GIVEN INSTRUCTION: In the rows from the line that has "description-label: Description (282, 236, 325, 246)" through the line that has "bookmarks-label: Bookmarks (669, 14, 715, 25)", rename "annotation" to "markup" and give those lines again with nothing else changed.

RECORDS SUPPLIED:
•••••

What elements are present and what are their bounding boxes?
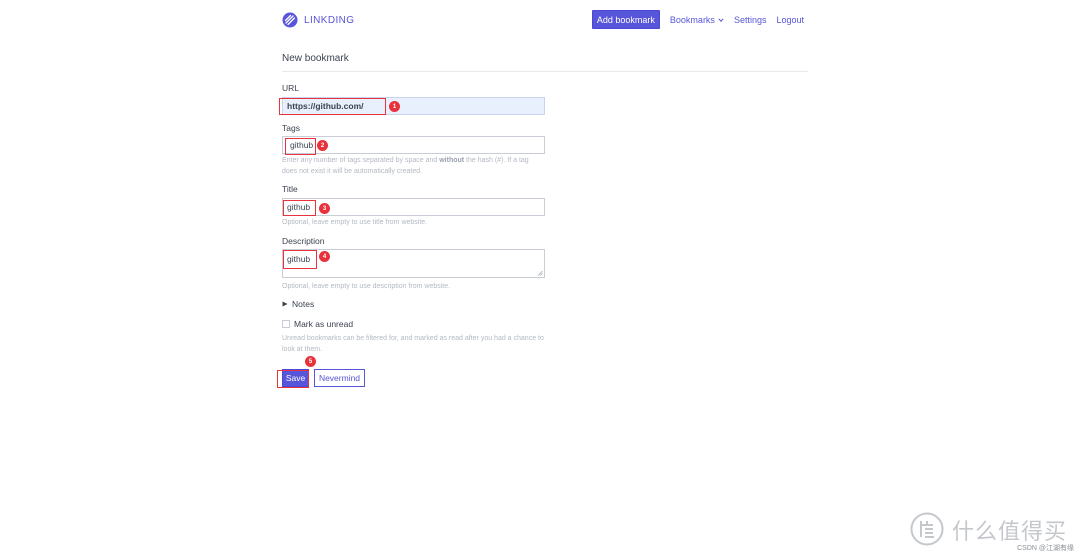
description-label: Description (282, 236, 325, 246)
annotation-badge-5: 5 (305, 356, 316, 367)
annotation-box-4 (283, 250, 317, 269)
brand-name: LINKDING (304, 14, 355, 26)
bookmarks-label: Bookmarks (669, 14, 715, 25)
annotation-badge-3: 3 (319, 203, 330, 214)
annotation-badge-4: 4 (319, 251, 330, 262)
notes-toggle[interactable]: Notes (282, 299, 314, 309)
resize-grip-icon[interactable] (537, 270, 543, 276)
notes-label: Notes (292, 299, 315, 309)
annotation-box-1 (279, 98, 386, 115)
divider (282, 71, 808, 72)
caret-right-icon (282, 301, 288, 307)
watermark-text: 什么值得买 (952, 520, 1068, 545)
annotation-badge-1: 1 (389, 101, 400, 112)
brand[interactable]: LINKDING (282, 12, 354, 28)
tags-label: Tags (282, 123, 300, 133)
nav-menu: Add bookmark Bookmarks Settings Logout (591, 10, 808, 29)
chevron-down-icon (718, 17, 724, 22)
unread-hint: Unread bookmarks can be filtered for, an… (282, 335, 544, 353)
page-title: New bookmark (282, 53, 349, 64)
annotation-box-5 (277, 370, 309, 388)
nevermind-button[interactable]: Nevermind (314, 369, 365, 387)
tags-hint: Enter any number of tags separated by sp… (282, 155, 544, 177)
top-navbar: LINKDING Add bookmark Bookmarks Settings… (282, 10, 808, 32)
linkding-logo-icon (282, 12, 298, 28)
watermark-credit: CSDN @江湖有缘 (1017, 545, 1074, 552)
annotation-badge-2: 2 (317, 140, 328, 151)
annotation-box-2 (285, 138, 316, 155)
tags-hint-bold: without (439, 157, 465, 164)
tags-hint-pre: Enter any number of tags separated by sp… (282, 157, 440, 164)
logout-link[interactable]: Logout (776, 15, 804, 25)
url-label: URL (282, 83, 300, 93)
description-hint: Optional, leave empty to use description… (282, 283, 451, 290)
settings-link[interactable]: Settings (734, 15, 767, 25)
annotation-box-3 (283, 200, 316, 216)
bookmarks-dropdown[interactable]: Bookmarks (670, 15, 724, 25)
zhi-icon (910, 512, 944, 546)
title-label: Title (282, 184, 298, 194)
title-hint: Optional, leave empty to use title from … (282, 219, 428, 226)
unread-checkbox[interactable] (282, 320, 290, 328)
unread-option[interactable]: Mark as unread (282, 319, 353, 329)
add-bookmark-button[interactable]: Add bookmark (591, 10, 660, 29)
unread-label: Mark as unread (294, 319, 354, 329)
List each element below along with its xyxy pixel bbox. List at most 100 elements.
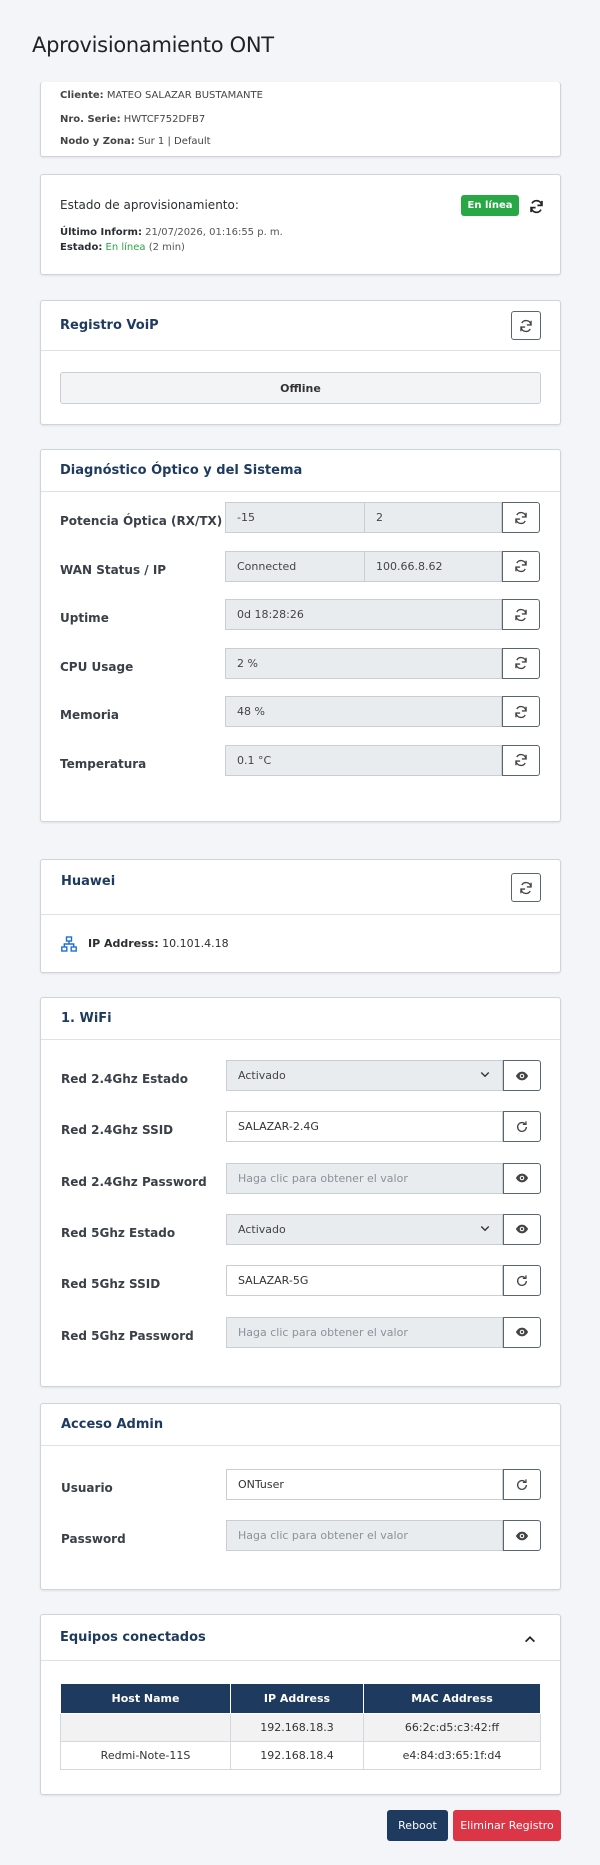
wifi-password-placeholder: Haga clic para obtener el valor <box>238 1325 408 1339</box>
admin-title: Acceso Admin <box>61 1417 164 1432</box>
reload-icon <box>516 1121 528 1132</box>
diag-refresh-button[interactable] <box>502 502 540 533</box>
diag-value-2: 100.66.8.62 <box>364 550 502 582</box>
wifi-label: Red 5Ghz Password <box>61 1328 194 1343</box>
usuario-value: ONTuser <box>238 1478 284 1491</box>
diag-value-1: -15 <box>225 502 365 533</box>
admin-header: Acceso Admin <box>41 1404 560 1446</box>
state-row: Estado: En línea (2 min) <box>60 242 185 253</box>
diag-refresh-button[interactable] <box>502 696 540 727</box>
nodo-row: Nodo y Zona: Sur 1 | Default <box>60 136 211 147</box>
eye-icon <box>515 1071 529 1080</box>
wifi-ssid-refresh-button[interactable] <box>503 1111 541 1143</box>
huawei-title: Huawei <box>61 874 116 889</box>
admin-password-reveal-button[interactable] <box>503 1520 541 1551</box>
reboot-button[interactable]: Reboot <box>387 1810 448 1841</box>
eye-icon <box>515 1173 529 1183</box>
wifi-ssid-value: SALAZAR-2.4G <box>238 1120 319 1134</box>
chevron-down-icon <box>479 1068 491 1083</box>
provision-status-card: Estado de aprovisionamiento: En línea Úl… <box>40 174 561 275</box>
diagnostic-title: Diagnóstico Óptico y del Sistema <box>60 463 303 478</box>
diagnostic-header: Diagnóstico Óptico y del Sistema <box>41 450 560 492</box>
eye-icon <box>515 1327 529 1337</box>
diag-refresh-button[interactable] <box>502 647 540 679</box>
wifi-password-input[interactable]: Haga clic para obtener el valor <box>226 1316 503 1348</box>
reload-icon <box>516 1478 528 1490</box>
diag-label: Temperatura <box>60 756 147 771</box>
diag-value: 0d 18:28:26 <box>225 599 502 630</box>
online-badge: En línea <box>461 195 519 216</box>
voip-header: Registro VoiP <box>41 301 560 351</box>
admin-access-card: Acceso Admin Usuario ONTuser Password Ha… <box>40 1403 561 1590</box>
diag-value-2: 2 <box>364 502 502 533</box>
diag-value-text: 48 % <box>237 705 265 718</box>
diag-value-text: 0.1 °C <box>237 753 272 767</box>
huawei-card: Huawei IP Address: 10.101.4.18 <box>40 859 561 973</box>
huawei-refresh-button[interactable] <box>511 873 541 902</box>
devices-table: Host Name IP Address MAC Address 192.168… <box>60 1683 541 1770</box>
cliente-value: MATEO SALAZAR BUSTAMANTE <box>106 90 263 101</box>
wifi-ssid-input[interactable]: SALAZAR-2.4G <box>226 1111 503 1143</box>
state-label: Estado: <box>60 242 103 253</box>
ip-address-header: IP Address <box>230 1683 364 1714</box>
diag-refresh-button[interactable] <box>502 744 540 776</box>
delete-record-button[interactable]: Eliminar Registro <box>453 1810 561 1841</box>
wifi-ssid-refresh-button[interactable] <box>503 1265 541 1297</box>
usuario-input[interactable]: ONTuser <box>226 1469 503 1500</box>
wifi-reveal-button[interactable] <box>503 1213 541 1245</box>
chevron-up-icon[interactable] <box>523 1631 539 1647</box>
wifi-state-select[interactable]: Activado <box>226 1060 503 1091</box>
wifi-reveal-button[interactable] <box>503 1060 541 1091</box>
voip-status-box: Offline <box>60 372 541 404</box>
diag-value-text: -15 <box>237 511 255 524</box>
wifi-password-input[interactable]: Haga clic para obtener el valor <box>226 1162 503 1194</box>
status-title: Estado de aprovisionamiento: <box>60 198 239 212</box>
usuario-refresh-button[interactable] <box>503 1469 541 1500</box>
wifi-label: Red 2.4Ghz Estado <box>61 1072 188 1086</box>
client-info-card: Cliente: MATEO SALAZAR BUSTAMANTE Nro. S… <box>40 82 561 157</box>
diag-value: 0.1 °C <box>225 744 502 776</box>
wifi-password-reveal-button[interactable] <box>503 1162 541 1194</box>
state-value: En línea <box>105 242 146 253</box>
wifi-state-select[interactable]: Activado <box>226 1213 503 1245</box>
voip-card: Registro VoiP Offline <box>40 300 561 425</box>
cliente-row: Cliente: MATEO SALAZAR BUSTAMANTE <box>60 90 263 101</box>
refresh-icon <box>515 511 527 524</box>
admin-password-input[interactable]: Haga clic para obtener el valor <box>226 1520 503 1551</box>
wifi-state-value: Activado <box>238 1069 286 1082</box>
host-name-cell <box>60 1713 231 1742</box>
reload-icon <box>516 1275 528 1286</box>
devices-title: Equipos conectados <box>60 1630 206 1645</box>
wifi-label: Red 2.4Ghz SSID <box>61 1123 174 1138</box>
diag-value-text: Connected <box>237 559 297 573</box>
admin-password-label: Password <box>61 1532 126 1546</box>
eye-icon <box>515 1225 529 1234</box>
host-name-cell: Redmi-Note-11S <box>60 1741 231 1770</box>
diag-label: CPU Usage <box>60 659 134 674</box>
wifi-ssid-input[interactable]: SALAZAR-5G <box>226 1265 503 1297</box>
wifi-password-placeholder: Haga clic para obtener el valor <box>238 1171 408 1185</box>
diag-label: Uptime <box>60 611 109 625</box>
ip-address-row: IP Address: 10.101.4.18 <box>88 937 229 950</box>
diag-value-text: 2 <box>376 511 383 524</box>
diag-refresh-button[interactable] <box>502 550 540 582</box>
wifi-label: Red 2.4Ghz Password <box>61 1174 207 1189</box>
voip-refresh-button[interactable] <box>511 311 541 340</box>
diagnostic-card: Diagnóstico Óptico y del Sistema Potenci… <box>40 449 561 822</box>
wifi-password-reveal-button[interactable] <box>503 1316 541 1348</box>
refresh-status-icon[interactable] <box>525 195 547 217</box>
refresh-icon <box>520 319 532 332</box>
chevron-down-icon <box>479 1222 491 1237</box>
diag-label: Potencia Óptica (RX/TX) <box>60 514 223 528</box>
diag-value: 48 % <box>225 696 502 727</box>
voip-title: Registro VoiP <box>60 318 159 333</box>
nodo-value: Sur 1 | Default <box>137 136 211 147</box>
wifi-title: 1. WiFi <box>61 1011 112 1026</box>
diag-refresh-button[interactable] <box>502 599 540 630</box>
wifi-header: 1. WiFi <box>41 998 560 1040</box>
devices-header[interactable]: Equipos conectados <box>41 1615 560 1661</box>
state-duration: (2 min) <box>148 242 185 253</box>
last-inform-value: 21/07/2026, 01:16:55 p. m. <box>145 227 283 238</box>
ip-address-value: 10.101.4.18 <box>162 937 229 950</box>
devices-table-header: Host Name IP Address MAC Address <box>60 1683 541 1714</box>
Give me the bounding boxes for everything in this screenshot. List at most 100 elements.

•••••

THE ANSWER:
description-label: Description (282, 236, 325, 246)
markup-badge-5: 5 (305, 356, 316, 367)
markup-box-4 (283, 250, 317, 269)
brand-name: LINKDING (304, 14, 355, 26)
bookmarks-label: Bookmarks (669, 14, 715, 25)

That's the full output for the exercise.